*YOUR GOAL*
Identify the lines holding "name" and copy them.

*DATA SECTION*
==*==

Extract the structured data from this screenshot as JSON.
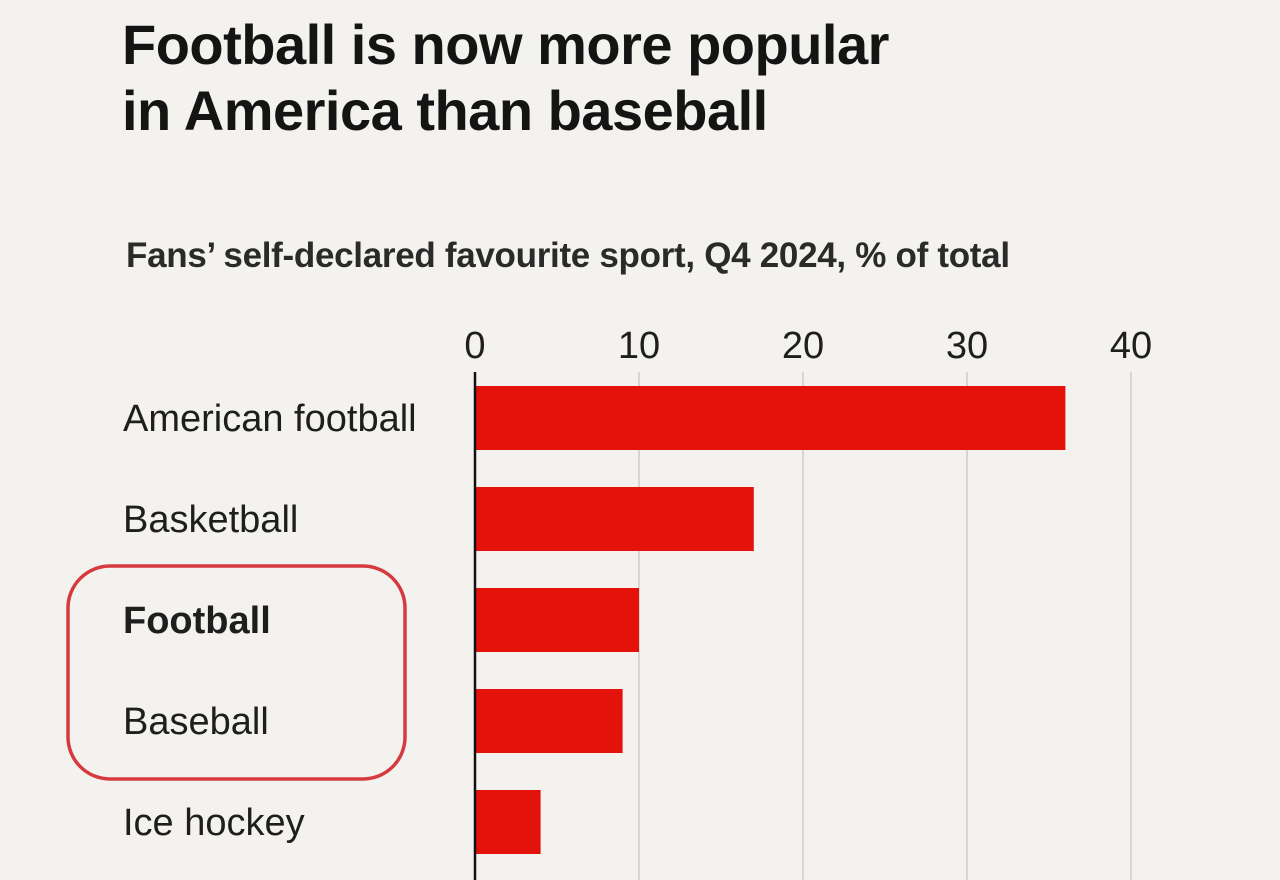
{
  "title_lines": [
    "Football is now more popular",
    "in America than baseball"
  ],
  "chart_data": {
    "type": "bar",
    "orientation": "horizontal",
    "subtitle": "Fans’ self-declared favourite sport, Q4 2024, % of total",
    "categories": [
      "American football",
      "Basketball",
      "Football",
      "Baseball",
      "Ice hockey"
    ],
    "values": [
      36,
      17,
      10,
      9,
      4
    ],
    "highlighted_category": "Football",
    "xlim": [
      0,
      40
    ],
    "xticks": [
      0,
      10,
      20,
      30,
      40
    ],
    "grid": true,
    "bar_color": "#e3120b",
    "annotation": {
      "type": "rounded-rectangle",
      "encircles": [
        "Football",
        "Baseball"
      ],
      "color": "#d63a3f"
    }
  }
}
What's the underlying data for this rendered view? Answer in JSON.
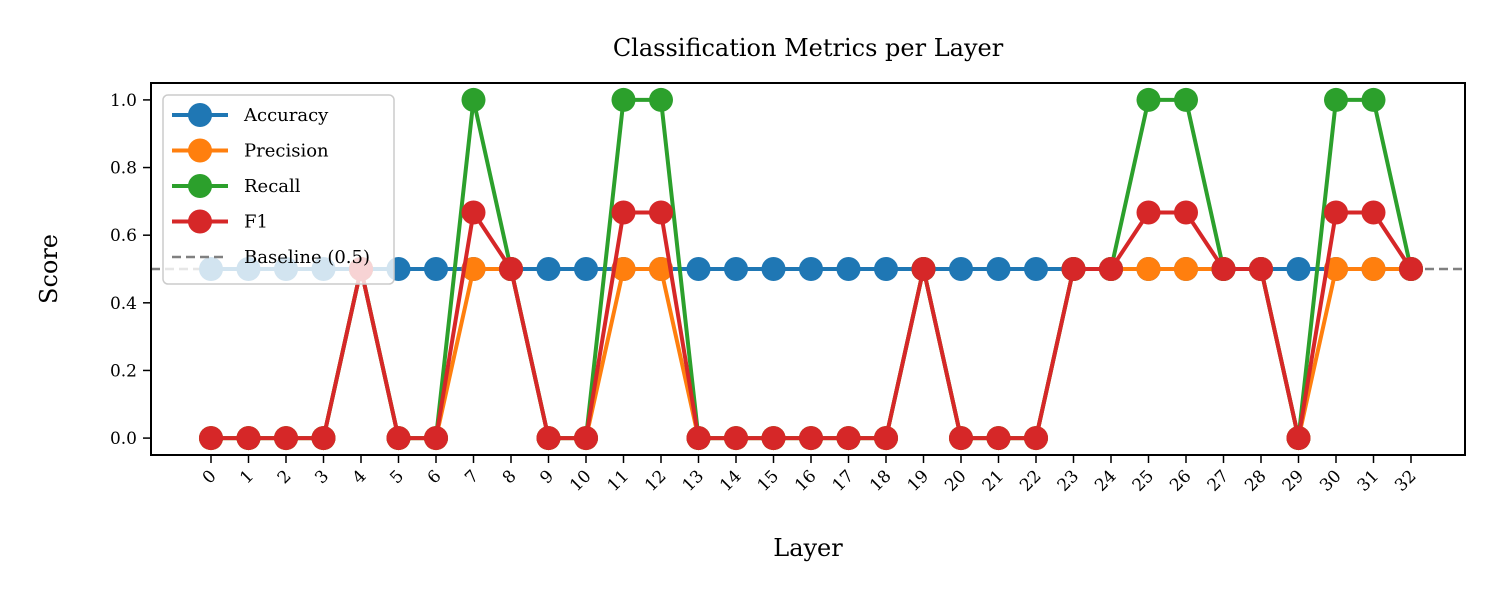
{
  "chart_data": {
    "type": "line",
    "title": "Classification Metrics per Layer",
    "xlabel": "Layer",
    "ylabel": "Score",
    "ylim": [
      -0.05,
      1.05
    ],
    "yticks": [
      "0.0",
      "0.2",
      "0.4",
      "0.6",
      "0.8",
      "1.0"
    ],
    "x": [
      0,
      1,
      2,
      3,
      4,
      5,
      6,
      7,
      8,
      9,
      10,
      11,
      12,
      13,
      14,
      15,
      16,
      17,
      18,
      19,
      20,
      21,
      22,
      23,
      24,
      25,
      26,
      27,
      28,
      29,
      30,
      31,
      32
    ],
    "xtick_labels": [
      "0",
      "1",
      "2",
      "3",
      "4",
      "5",
      "6",
      "7",
      "8",
      "9",
      "10",
      "11",
      "12",
      "13",
      "14",
      "15",
      "16",
      "17",
      "18",
      "19",
      "20",
      "21",
      "22",
      "23",
      "24",
      "25",
      "26",
      "27",
      "28",
      "29",
      "30",
      "31",
      "32"
    ],
    "grid": false,
    "legend_position": "upper-left",
    "series": [
      {
        "name": "Accuracy",
        "color": "#1f77b4",
        "values": [
          0.5,
          0.5,
          0.5,
          0.5,
          0.5,
          0.5,
          0.5,
          0.5,
          0.5,
          0.5,
          0.5,
          0.5,
          0.5,
          0.5,
          0.5,
          0.5,
          0.5,
          0.5,
          0.5,
          0.5,
          0.5,
          0.5,
          0.5,
          0.5,
          0.5,
          0.5,
          0.5,
          0.5,
          0.5,
          0.5,
          0.5,
          0.5,
          0.5
        ]
      },
      {
        "name": "Precision",
        "color": "#ff7f0e",
        "values": [
          0,
          0,
          0,
          0,
          0.5,
          0,
          0,
          0.5,
          0.5,
          0,
          0,
          0.5,
          0.5,
          0,
          0,
          0,
          0,
          0,
          0,
          0.5,
          0,
          0,
          0,
          0.5,
          0.5,
          0.5,
          0.5,
          0.5,
          0.5,
          0,
          0.5,
          0.5,
          0.5
        ]
      },
      {
        "name": "Recall",
        "color": "#2ca02c",
        "values": [
          0,
          0,
          0,
          0,
          0.5,
          0,
          0,
          1,
          0.5,
          0,
          0,
          1,
          1,
          0,
          0,
          0,
          0,
          0,
          0,
          0.5,
          0,
          0,
          0,
          0.5,
          0.5,
          1,
          1,
          0.5,
          0.5,
          0,
          1,
          1,
          0.5
        ]
      },
      {
        "name": "F1",
        "color": "#d62728",
        "values": [
          0,
          0,
          0,
          0,
          0.5,
          0,
          0,
          0.667,
          0.5,
          0,
          0,
          0.667,
          0.667,
          0,
          0,
          0,
          0,
          0,
          0,
          0.5,
          0,
          0,
          0,
          0.5,
          0.5,
          0.667,
          0.667,
          0.5,
          0.5,
          0,
          0.667,
          0.667,
          0.5
        ]
      }
    ],
    "baseline": {
      "name": "Baseline (0.5)",
      "value": 0.5,
      "color": "#808080"
    }
  }
}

==*==

*RESULT FOR THIS EXERCISE*
        "name": "Accuracy",
        "name": "Precision",
        "name": "Recall",
        "name": "F1",
      "name": "Baseline (0.5)",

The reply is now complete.